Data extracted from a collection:

▼

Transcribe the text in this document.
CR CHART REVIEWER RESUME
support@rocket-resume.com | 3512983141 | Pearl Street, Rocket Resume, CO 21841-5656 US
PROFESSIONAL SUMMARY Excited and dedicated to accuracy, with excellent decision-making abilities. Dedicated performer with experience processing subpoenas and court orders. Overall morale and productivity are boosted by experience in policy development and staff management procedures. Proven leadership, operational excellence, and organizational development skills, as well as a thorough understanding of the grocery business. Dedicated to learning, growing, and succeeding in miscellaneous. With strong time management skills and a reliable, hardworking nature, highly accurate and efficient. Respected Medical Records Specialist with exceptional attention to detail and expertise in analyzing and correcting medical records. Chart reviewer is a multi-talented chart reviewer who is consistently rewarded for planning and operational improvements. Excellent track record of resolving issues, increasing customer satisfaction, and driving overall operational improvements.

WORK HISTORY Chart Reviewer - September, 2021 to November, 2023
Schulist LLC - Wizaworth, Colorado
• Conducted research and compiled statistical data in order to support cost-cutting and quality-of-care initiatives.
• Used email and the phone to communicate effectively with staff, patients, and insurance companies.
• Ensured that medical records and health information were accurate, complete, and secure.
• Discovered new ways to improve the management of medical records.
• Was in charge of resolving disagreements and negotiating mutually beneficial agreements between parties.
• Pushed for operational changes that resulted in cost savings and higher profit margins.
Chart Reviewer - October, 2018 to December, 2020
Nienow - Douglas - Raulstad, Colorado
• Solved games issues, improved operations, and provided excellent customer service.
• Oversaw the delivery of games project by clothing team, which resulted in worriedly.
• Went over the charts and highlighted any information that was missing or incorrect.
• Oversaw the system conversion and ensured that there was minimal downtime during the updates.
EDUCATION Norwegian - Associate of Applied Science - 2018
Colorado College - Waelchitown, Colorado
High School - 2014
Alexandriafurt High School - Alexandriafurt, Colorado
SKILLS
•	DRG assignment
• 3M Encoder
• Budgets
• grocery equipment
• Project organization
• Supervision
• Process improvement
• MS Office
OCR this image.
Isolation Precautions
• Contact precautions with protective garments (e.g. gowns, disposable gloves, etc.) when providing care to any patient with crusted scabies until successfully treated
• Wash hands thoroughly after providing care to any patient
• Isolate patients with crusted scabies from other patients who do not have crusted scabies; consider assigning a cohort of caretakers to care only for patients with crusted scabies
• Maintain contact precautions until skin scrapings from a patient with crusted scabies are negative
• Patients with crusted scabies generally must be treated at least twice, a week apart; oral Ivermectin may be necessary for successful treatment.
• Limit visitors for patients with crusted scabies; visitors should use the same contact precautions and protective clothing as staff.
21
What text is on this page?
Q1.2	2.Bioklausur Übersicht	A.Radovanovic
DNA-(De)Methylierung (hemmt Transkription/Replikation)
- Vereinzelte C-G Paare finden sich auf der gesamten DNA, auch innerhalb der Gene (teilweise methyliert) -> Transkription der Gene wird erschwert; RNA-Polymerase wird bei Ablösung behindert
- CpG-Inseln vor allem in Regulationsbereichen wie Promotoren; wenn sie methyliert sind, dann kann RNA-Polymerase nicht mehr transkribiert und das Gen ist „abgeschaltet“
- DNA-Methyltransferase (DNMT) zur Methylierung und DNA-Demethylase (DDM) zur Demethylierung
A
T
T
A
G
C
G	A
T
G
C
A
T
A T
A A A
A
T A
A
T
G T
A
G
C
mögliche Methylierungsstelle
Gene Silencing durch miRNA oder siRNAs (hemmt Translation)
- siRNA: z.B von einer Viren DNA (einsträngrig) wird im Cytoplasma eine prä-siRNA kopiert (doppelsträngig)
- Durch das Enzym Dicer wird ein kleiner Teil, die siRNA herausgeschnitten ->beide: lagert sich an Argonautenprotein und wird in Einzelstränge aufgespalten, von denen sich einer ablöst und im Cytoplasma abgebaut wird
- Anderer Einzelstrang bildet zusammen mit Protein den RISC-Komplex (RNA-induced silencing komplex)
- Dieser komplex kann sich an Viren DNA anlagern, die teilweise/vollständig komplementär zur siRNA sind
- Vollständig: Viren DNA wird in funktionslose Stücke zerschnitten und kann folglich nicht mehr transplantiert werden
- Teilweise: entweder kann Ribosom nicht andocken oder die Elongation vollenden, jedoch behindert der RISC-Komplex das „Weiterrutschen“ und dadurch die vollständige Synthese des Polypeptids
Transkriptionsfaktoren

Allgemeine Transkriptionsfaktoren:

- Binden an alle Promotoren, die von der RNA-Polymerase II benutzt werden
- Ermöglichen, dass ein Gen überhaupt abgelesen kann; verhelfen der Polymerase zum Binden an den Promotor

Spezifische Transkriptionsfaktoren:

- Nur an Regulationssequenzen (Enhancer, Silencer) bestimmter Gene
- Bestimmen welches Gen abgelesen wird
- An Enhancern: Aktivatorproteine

▲

• _What to produce_
Each record above needs to be written out exactly, with nothing left out.

• _Exercise solution_
Transcribe the text in this document.
CR CHART REVIEWER RESUME
support@rocket-resume.com | 3512983141 | Pearl Street, Rocket Resume, CO 21841-5656 US
PROFESSIONAL SUMMARY Excited and dedicated to accuracy, with excellent decision-making abilities. Dedicated performer with experience processing subpoenas and court orders. Overall morale and productivity are boosted by experience in policy development and staff management procedures. Proven leadership, operational excellence, and organizational development skills, as well as a thorough understanding of the grocery business. Dedicated to learning, growing, and succeeding in miscellaneous. With strong time management skills and a reliable, hardworking nature, highly accurate and efficient. Respected Medical Records Specialist with exceptional attention to detail and expertise in analyzing and correcting medical records. Chart reviewer is a multi-talented chart reviewer who is consistently rewarded for planning and operational improvements. Excellent track record of resolving issues, increasing customer satisfaction, and driving overall operational improvements.

WORK HISTORY Chart Reviewer - September, 2021 to November, 2023
Schulist LLC - Wizaworth, Colorado
• Conducted research and compiled statistical data in order to support cost-cutting and quality-of-care initiatives.
• Used email and the phone to communicate effectively with staff, patients, and insurance companies.
• Ensured that medical records and health information were accurate, complete, and secure.
• Discovered new ways to improve the management of medical records.
• Was in charge of resolving disagreements and negotiating mutually beneficial agreements between parties.
• Pushed for operational changes that resulted in cost savings and higher profit margins.
Chart Reviewer - October, 2018 to December, 2020
Nienow - Douglas - Raulstad, Colorado
• Solved games issues, improved operations, and provided excellent customer service.
• Oversaw the delivery of games project by clothing team, which resulted in worriedly.
• Went over the charts and highlighted any information that was missing or incorrect.
• Oversaw the system conversion and ensured that there was minimal downtime during the updates.
EDUCATION Norwegian - Associate of Applied Science - 2018
Colorado College - Waelchitown, Colorado
High School - 2014
Alexandriafurt High School - Alexandriafurt, Colorado
SKILLS
•	DRG assignment
• 3M Encoder
• Budgets
• grocery equipment
• Project organization
• Supervision
• Process improvement
• MS Office
OCR this image.
Isolation Precautions
• Contact precautions with protective garments (e.g. gowns, disposable gloves, etc.) when providing care to any patient with crusted scabies until successfully treated
• Wash hands thoroughly after providing care to any patient
• Isolate patients with crusted scabies from other patients who do not have crusted scabies; consider assigning a cohort of caretakers to care only for patients with crusted scabies
• Maintain contact precautions until skin scrapings from a patient with crusted scabies are negative
• Patients with crusted scabies generally must be treated at least twice, a week apart; oral Ivermectin may be necessary for successful treatment.
• Limit visitors for patients with crusted scabies; visitors should use the same contact precautions and protective clothing as staff.
21
What text is on this page?
Q1.2	2.Bioklausur Übersicht	A.Radovanovic
DNA-(De)Methylierung (hemmt Transkription/Replikation)
- Vereinzelte C-G Paare finden sich auf der gesamten DNA, auch innerhalb der Gene (teilweise methyliert) -> Transkription der Gene wird erschwert; RNA-Polymerase wird bei Ablösung behindert
- CpG-Inseln vor allem in Regulationsbereichen wie Promotoren; wenn sie methyliert sind, dann kann RNA-Polymerase nicht mehr transkribiert und das Gen ist „abgeschaltet“
- DNA-Methyltransferase (DNMT) zur Methylierung und DNA-Demethylase (DDM) zur Demethylierung
A
T
T
A
G
C
G	A
T
G
C
A
T
A T
A A A
A
T A
A
T
G T
A
G
C
mögliche Methylierungsstelle
Gene Silencing durch miRNA oder siRNAs (hemmt Translation)
- siRNA: z.B von einer Viren DNA (einsträngrig) wird im Cytoplasma eine prä-siRNA kopiert (doppelsträngig)
- Durch das Enzym Dicer wird ein kleiner Teil, die siRNA herausgeschnitten ->beide: lagert sich an Argonautenprotein und wird in Einzelstränge aufgespalten, von denen sich einer ablöst und im Cytoplasma abgebaut wird
- Anderer Einzelstrang bildet zusammen mit Protein den RISC-Komplex (RNA-induced silencing komplex)
- Dieser komplex kann sich an Viren DNA anlagern, die teilweise/vollständig komplementär zur siRNA sind
- Vollständig: Viren DNA wird in funktionslose Stücke zerschnitten und kann folglich nicht mehr transplantiert werden
- Teilweise: entweder kann Ribosom nicht andocken oder die Elongation vollenden, jedoch behindert der RISC-Komplex das „Weiterrutschen“ und dadurch die vollständige Synthese des Polypeptids
Transkriptionsfaktoren

Allgemeine Transkriptionsfaktoren:

- Binden an alle Promotoren, die von der RNA-Polymerase II benutzt werden
- Ermöglichen, dass ein Gen überhaupt abgelesen kann; verhelfen der Polymerase zum Binden an den Promotor

Spezifische Transkriptionsfaktoren:

- Nur an Regulationssequenzen (Enhancer, Silencer) bestimmter Gene
- Bestimmen welches Gen abgelesen wird
- An Enhancern: Aktivatorproteine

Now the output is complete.